» **Exercise**: Write out the entries below once more, exactly.
* START Records to process *
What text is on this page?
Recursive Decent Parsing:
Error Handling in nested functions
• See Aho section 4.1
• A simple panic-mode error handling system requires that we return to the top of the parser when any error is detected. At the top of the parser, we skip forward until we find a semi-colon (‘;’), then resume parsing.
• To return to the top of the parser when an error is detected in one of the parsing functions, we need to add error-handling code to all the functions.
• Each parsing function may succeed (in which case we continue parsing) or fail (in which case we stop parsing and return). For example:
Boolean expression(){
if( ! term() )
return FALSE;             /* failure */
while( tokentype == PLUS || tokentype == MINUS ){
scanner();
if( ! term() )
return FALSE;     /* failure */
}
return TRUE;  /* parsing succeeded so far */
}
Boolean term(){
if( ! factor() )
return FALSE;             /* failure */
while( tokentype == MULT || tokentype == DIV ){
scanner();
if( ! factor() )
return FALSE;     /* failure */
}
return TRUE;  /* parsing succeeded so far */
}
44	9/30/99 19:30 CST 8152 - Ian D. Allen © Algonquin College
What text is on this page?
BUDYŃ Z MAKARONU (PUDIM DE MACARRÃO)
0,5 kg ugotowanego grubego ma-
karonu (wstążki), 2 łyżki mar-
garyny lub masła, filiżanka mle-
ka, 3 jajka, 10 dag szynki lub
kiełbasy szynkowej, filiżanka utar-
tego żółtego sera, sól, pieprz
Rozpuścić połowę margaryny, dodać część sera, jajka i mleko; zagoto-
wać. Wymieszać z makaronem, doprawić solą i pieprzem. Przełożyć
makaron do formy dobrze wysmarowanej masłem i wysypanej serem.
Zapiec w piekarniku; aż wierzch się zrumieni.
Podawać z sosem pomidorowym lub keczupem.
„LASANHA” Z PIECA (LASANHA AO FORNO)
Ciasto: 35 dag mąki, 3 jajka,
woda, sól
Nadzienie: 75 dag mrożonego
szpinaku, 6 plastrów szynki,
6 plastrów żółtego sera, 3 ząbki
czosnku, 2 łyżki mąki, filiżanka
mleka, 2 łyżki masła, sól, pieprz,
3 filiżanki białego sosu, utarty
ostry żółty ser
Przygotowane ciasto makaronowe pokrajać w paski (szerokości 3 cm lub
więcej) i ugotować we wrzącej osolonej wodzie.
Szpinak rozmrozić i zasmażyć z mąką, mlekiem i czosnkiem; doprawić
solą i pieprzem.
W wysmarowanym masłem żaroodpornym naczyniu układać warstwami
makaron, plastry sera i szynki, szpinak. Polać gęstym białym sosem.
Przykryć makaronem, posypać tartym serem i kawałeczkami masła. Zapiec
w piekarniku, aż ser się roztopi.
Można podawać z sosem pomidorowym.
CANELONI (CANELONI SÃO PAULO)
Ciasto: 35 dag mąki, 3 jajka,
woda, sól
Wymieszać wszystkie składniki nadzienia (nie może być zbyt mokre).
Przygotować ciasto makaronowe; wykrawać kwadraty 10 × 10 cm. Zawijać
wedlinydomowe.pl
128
* END Records to process *
» **Written answer**:
What text is on this page?
Recursive Decent Parsing:
Error Handling in nested functions
• See Aho section 4.1
• A simple panic-mode error handling system requires that we return to the top of the parser when any error is detected. At the top of the parser, we skip forward until we find a semi-colon (‘;’), then resume parsing.
• To return to the top of the parser when an error is detected in one of the parsing functions, we need to add error-handling code to all the functions.
• Each parsing function may succeed (in which case we continue parsing) or fail (in which case we stop parsing and return). For example:
Boolean expression(){
if( ! term() )
return FALSE;             /* failure */
while( tokentype == PLUS || tokentype == MINUS ){
scanner();
if( ! term() )
return FALSE;     /* failure */
}
return TRUE;  /* parsing succeeded so far */
}
Boolean term(){
if( ! factor() )
return FALSE;             /* failure */
while( tokentype == MULT || tokentype == DIV ){
scanner();
if( ! factor() )
return FALSE;     /* failure */
}
return TRUE;  /* parsing succeeded so far */
}
44	9/30/99 19:30 CST 8152 - Ian D. Allen © Algonquin College
What text is on this page?
BUDYŃ Z MAKARONU (PUDIM DE MACARRÃO)
0,5 kg ugotowanego grubego ma-
karonu (wstążki), 2 łyżki mar-
garyny lub masła, filiżanka mle-
ka, 3 jajka, 10 dag szynki lub
kiełbasy szynkowej, filiżanka utar-
tego żółtego sera, sól, pieprz
Rozpuścić połowę margaryny, dodać część sera, jajka i mleko; zagoto-
wać. Wymieszać z makaronem, doprawić solą i pieprzem. Przełożyć
makaron do formy dobrze wysmarowanej masłem i wysypanej serem.
Zapiec w piekarniku; aż wierzch się zrumieni.
Podawać z sosem pomidorowym lub keczupem.
„LASANHA” Z PIECA (LASANHA AO FORNO)
Ciasto: 35 dag mąki, 3 jajka,
woda, sól
Nadzienie: 75 dag mrożonego
szpinaku, 6 plastrów szynki,
6 plastrów żółtego sera, 3 ząbki
czosnku, 2 łyżki mąki, filiżanka
mleka, 2 łyżki masła, sól, pieprz,
3 filiżanki białego sosu, utarty
ostry żółty ser
Przygotowane ciasto makaronowe pokrajać w paski (szerokości 3 cm lub
więcej) i ugotować we wrzącej osolonej wodzie.
Szpinak rozmrozić i zasmażyć z mąką, mlekiem i czosnkiem; doprawić
solą i pieprzem.
W wysmarowanym masłem żaroodpornym naczyniu układać warstwami
makaron, plastry sera i szynki, szpinak. Polać gęstym białym sosem.
Przykryć makaronem, posypać tartym serem i kawałeczkami masła. Zapiec
w piekarniku, aż ser się roztopi.
Można podawać z sosem pomidorowym.
CANELONI (CANELONI SÃO PAULO)
Ciasto: 35 dag mąki, 3 jajka,
woda, sól
Wymieszać wszystkie składniki nadzienia (nie może być zbyt mokre).
Przygotować ciasto makaronowe; wykrawać kwadraty 10 × 10 cm. Zawijać
wedlinydomowe.pl
128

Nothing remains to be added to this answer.